▶ What you need to do: All of the data below must be repeated exactly.
------------------------------------
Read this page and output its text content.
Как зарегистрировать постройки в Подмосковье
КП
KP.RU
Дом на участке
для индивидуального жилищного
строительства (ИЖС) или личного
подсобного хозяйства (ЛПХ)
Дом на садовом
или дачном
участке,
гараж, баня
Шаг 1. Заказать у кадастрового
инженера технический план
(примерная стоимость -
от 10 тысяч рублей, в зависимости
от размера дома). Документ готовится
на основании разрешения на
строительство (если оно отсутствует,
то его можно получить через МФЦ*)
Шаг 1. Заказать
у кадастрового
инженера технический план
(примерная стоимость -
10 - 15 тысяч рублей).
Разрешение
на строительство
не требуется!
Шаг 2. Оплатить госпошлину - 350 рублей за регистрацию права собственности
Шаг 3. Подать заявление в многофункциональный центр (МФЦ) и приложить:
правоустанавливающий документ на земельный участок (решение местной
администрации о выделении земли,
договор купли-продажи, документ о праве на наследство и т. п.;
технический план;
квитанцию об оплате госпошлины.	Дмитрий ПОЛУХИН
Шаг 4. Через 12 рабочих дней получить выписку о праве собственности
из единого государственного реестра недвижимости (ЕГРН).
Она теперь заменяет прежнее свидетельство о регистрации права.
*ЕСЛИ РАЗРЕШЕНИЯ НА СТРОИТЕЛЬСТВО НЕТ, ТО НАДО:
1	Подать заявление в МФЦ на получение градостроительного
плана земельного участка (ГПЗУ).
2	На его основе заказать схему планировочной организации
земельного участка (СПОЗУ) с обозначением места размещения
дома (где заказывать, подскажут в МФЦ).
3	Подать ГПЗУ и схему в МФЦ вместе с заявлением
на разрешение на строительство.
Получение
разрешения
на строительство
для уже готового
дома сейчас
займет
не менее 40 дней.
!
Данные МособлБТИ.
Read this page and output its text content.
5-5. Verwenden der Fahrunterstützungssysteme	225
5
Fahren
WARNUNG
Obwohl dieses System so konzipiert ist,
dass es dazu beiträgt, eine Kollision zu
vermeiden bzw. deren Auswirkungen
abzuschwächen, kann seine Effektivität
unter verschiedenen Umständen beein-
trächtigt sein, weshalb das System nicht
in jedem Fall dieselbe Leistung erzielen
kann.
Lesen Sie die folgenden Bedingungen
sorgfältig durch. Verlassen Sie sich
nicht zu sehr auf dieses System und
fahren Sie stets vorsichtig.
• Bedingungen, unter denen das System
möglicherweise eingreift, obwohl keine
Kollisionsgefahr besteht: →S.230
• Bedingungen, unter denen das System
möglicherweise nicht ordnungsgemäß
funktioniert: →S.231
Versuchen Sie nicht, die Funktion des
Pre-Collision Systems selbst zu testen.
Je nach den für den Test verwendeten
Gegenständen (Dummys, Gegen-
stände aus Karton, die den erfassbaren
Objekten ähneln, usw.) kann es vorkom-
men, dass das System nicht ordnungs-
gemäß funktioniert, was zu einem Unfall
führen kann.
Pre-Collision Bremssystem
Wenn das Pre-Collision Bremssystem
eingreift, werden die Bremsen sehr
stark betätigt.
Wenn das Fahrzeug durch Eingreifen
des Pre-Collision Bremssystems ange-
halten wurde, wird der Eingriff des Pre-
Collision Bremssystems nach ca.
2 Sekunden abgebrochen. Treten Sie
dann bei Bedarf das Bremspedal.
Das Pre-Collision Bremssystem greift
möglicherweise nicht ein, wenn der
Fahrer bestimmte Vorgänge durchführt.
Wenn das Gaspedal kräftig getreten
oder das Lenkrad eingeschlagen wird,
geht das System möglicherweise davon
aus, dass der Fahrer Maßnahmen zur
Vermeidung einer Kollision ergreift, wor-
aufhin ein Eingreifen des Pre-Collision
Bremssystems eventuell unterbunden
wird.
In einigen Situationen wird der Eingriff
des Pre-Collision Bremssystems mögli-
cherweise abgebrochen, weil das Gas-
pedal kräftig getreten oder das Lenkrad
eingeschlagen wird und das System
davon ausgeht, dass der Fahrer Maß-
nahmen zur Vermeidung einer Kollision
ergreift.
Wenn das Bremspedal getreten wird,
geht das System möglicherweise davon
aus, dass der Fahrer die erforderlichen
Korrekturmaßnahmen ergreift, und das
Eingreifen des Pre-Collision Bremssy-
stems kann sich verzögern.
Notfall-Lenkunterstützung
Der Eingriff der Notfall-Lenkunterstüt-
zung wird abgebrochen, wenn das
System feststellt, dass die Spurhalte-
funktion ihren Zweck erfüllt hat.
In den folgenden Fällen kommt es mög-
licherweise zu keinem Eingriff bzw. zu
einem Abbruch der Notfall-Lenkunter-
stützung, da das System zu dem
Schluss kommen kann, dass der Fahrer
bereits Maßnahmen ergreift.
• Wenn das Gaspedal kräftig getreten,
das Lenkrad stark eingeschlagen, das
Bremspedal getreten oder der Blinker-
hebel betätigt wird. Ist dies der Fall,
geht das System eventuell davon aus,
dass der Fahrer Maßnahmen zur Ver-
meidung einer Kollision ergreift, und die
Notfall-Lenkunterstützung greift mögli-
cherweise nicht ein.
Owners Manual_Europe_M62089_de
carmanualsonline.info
------------------------------------
▶ Exercise response:
Read this page and output its text content.
Как зарегистрировать постройки в Подмосковье
КП
KP.RU
Дом на участке
для индивидуального жилищного
строительства (ИЖС) или личного
подсобного хозяйства (ЛПХ)
Дом на садовом
или дачном
участке,
гараж, баня
Шаг 1. Заказать у кадастрового
инженера технический план
(примерная стоимость -
от 10 тысяч рублей, в зависимости
от размера дома). Документ готовится
на основании разрешения на
строительство (если оно отсутствует,
то его можно получить через МФЦ*)
Шаг 1. Заказать
у кадастрового
инженера технический план
(примерная стоимость -
10 - 15 тысяч рублей).
Разрешение
на строительство
не требуется!
Шаг 2. Оплатить госпошлину - 350 рублей за регистрацию права собственности
Шаг 3. Подать заявление в многофункциональный центр (МФЦ) и приложить:
правоустанавливающий документ на земельный участок (решение местной
администрации о выделении земли,
договор купли-продажи, документ о праве на наследство и т. п.;
технический план;
квитанцию об оплате госпошлины.	Дмитрий ПОЛУХИН
Шаг 4. Через 12 рабочих дней получить выписку о праве собственности
из единого государственного реестра недвижимости (ЕГРН).
Она теперь заменяет прежнее свидетельство о регистрации права.
*ЕСЛИ РАЗРЕШЕНИЯ НА СТРОИТЕЛЬСТВО НЕТ, ТО НАДО:
1	Подать заявление в МФЦ на получение градостроительного
плана земельного участка (ГПЗУ).
2	На его основе заказать схему планировочной организации
земельного участка (СПОЗУ) с обозначением места размещения
дома (где заказывать, подскажут в МФЦ).
3	Подать ГПЗУ и схему в МФЦ вместе с заявлением
на разрешение на строительство.
Получение
разрешения
на строительство
для уже готового
дома сейчас
займет
не менее 40 дней.
!
Данные МособлБТИ.
Read this page and output its text content.
5-5. Verwenden der Fahrunterstützungssysteme	225
5
Fahren
WARNUNG
Obwohl dieses System so konzipiert ist,
dass es dazu beiträgt, eine Kollision zu
vermeiden bzw. deren Auswirkungen
abzuschwächen, kann seine Effektivität
unter verschiedenen Umständen beein-
trächtigt sein, weshalb das System nicht
in jedem Fall dieselbe Leistung erzielen
kann.
Lesen Sie die folgenden Bedingungen
sorgfältig durch. Verlassen Sie sich
nicht zu sehr auf dieses System und
fahren Sie stets vorsichtig.
• Bedingungen, unter denen das System
möglicherweise eingreift, obwohl keine
Kollisionsgefahr besteht: →S.230
• Bedingungen, unter denen das System
möglicherweise nicht ordnungsgemäß
funktioniert: →S.231
Versuchen Sie nicht, die Funktion des
Pre-Collision Systems selbst zu testen.
Je nach den für den Test verwendeten
Gegenständen (Dummys, Gegen-
stände aus Karton, die den erfassbaren
Objekten ähneln, usw.) kann es vorkom-
men, dass das System nicht ordnungs-
gemäß funktioniert, was zu einem Unfall
führen kann.
Pre-Collision Bremssystem
Wenn das Pre-Collision Bremssystem
eingreift, werden die Bremsen sehr
stark betätigt.
Wenn das Fahrzeug durch Eingreifen
des Pre-Collision Bremssystems ange-
halten wurde, wird der Eingriff des Pre-
Collision Bremssystems nach ca.
2 Sekunden abgebrochen. Treten Sie
dann bei Bedarf das Bremspedal.
Das Pre-Collision Bremssystem greift
möglicherweise nicht ein, wenn der
Fahrer bestimmte Vorgänge durchführt.
Wenn das Gaspedal kräftig getreten
oder das Lenkrad eingeschlagen wird,
geht das System möglicherweise davon
aus, dass der Fahrer Maßnahmen zur
Vermeidung einer Kollision ergreift, wor-
aufhin ein Eingreifen des Pre-Collision
Bremssystems eventuell unterbunden
wird.
In einigen Situationen wird der Eingriff
des Pre-Collision Bremssystems mögli-
cherweise abgebrochen, weil das Gas-
pedal kräftig getreten oder das Lenkrad
eingeschlagen wird und das System
davon ausgeht, dass der Fahrer Maß-
nahmen zur Vermeidung einer Kollision
ergreift.
Wenn das Bremspedal getreten wird,
geht das System möglicherweise davon
aus, dass der Fahrer die erforderlichen
Korrekturmaßnahmen ergreift, und das
Eingreifen des Pre-Collision Bremssy-
stems kann sich verzögern.
Notfall-Lenkunterstützung
Der Eingriff der Notfall-Lenkunterstüt-
zung wird abgebrochen, wenn das
System feststellt, dass die Spurhalte-
funktion ihren Zweck erfüllt hat.
In den folgenden Fällen kommt es mög-
licherweise zu keinem Eingriff bzw. zu
einem Abbruch der Notfall-Lenkunter-
stützung, da das System zu dem
Schluss kommen kann, dass der Fahrer
bereits Maßnahmen ergreift.
• Wenn das Gaspedal kräftig getreten,
das Lenkrad stark eingeschlagen, das
Bremspedal getreten oder der Blinker-
hebel betätigt wird. Ist dies der Fall,
geht das System eventuell davon aus,
dass der Fahrer Maßnahmen zur Ver-
meidung einer Kollision ergreift, und die
Notfall-Lenkunterstützung greift mögli-
cherweise nicht ein.
Owners Manual_Europe_M62089_de
carmanualsonline.info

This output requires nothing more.